Extracts from a graphics dataset
——————————

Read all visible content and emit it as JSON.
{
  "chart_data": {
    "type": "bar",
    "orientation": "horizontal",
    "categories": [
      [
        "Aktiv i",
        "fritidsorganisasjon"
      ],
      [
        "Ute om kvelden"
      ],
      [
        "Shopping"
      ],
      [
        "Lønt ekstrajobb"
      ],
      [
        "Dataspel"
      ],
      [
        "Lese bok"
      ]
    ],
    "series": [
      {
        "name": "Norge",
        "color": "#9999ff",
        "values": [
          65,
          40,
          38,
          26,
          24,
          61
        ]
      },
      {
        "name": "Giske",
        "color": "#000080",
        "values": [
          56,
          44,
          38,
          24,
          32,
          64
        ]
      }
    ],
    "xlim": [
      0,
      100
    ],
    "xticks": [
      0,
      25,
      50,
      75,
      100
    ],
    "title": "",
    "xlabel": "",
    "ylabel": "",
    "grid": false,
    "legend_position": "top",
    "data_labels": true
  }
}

——————————

◆ **Do this**
All of the material must be reproduced exactly.

◆ **Output for this exercise**
Read all visible content and emit it as JSON.
{
  "chart_data": {
    "type": "bar",
    "orientation": "horizontal",
    "categories": [
      [
        "Aktiv i",
        "fritidsorganisasjon"
      ],
      [
        "Ute om kvelden"
      ],
      [
        "Shopping"
      ],
      [
        "Lønt ekstrajobb"
      ],
      [
        "Dataspel"
      ],
      [
        "Lese bok"
      ]
    ],
    "series": [
      {
        "name": "Norge",
        "color": "#9999ff",
        "values": [
          65,
          40,
          38,
          26,
          24,
          61
        ]
      },
      {
        "name": "Giske",
        "color": "#000080",
        "values": [
          56,
          44,
          38,
          24,
          32,
          64
        ]
      }
    ],
    "xlim": [
      0,
      100
    ],
    "xticks": [
      0,
      25,
      50,
      75,
      100
    ],
    "title": "",
    "xlabel": "",
    "ylabel": "",
    "grid": false,
    "legend_position": "top",
    "data_labels": true
  }
}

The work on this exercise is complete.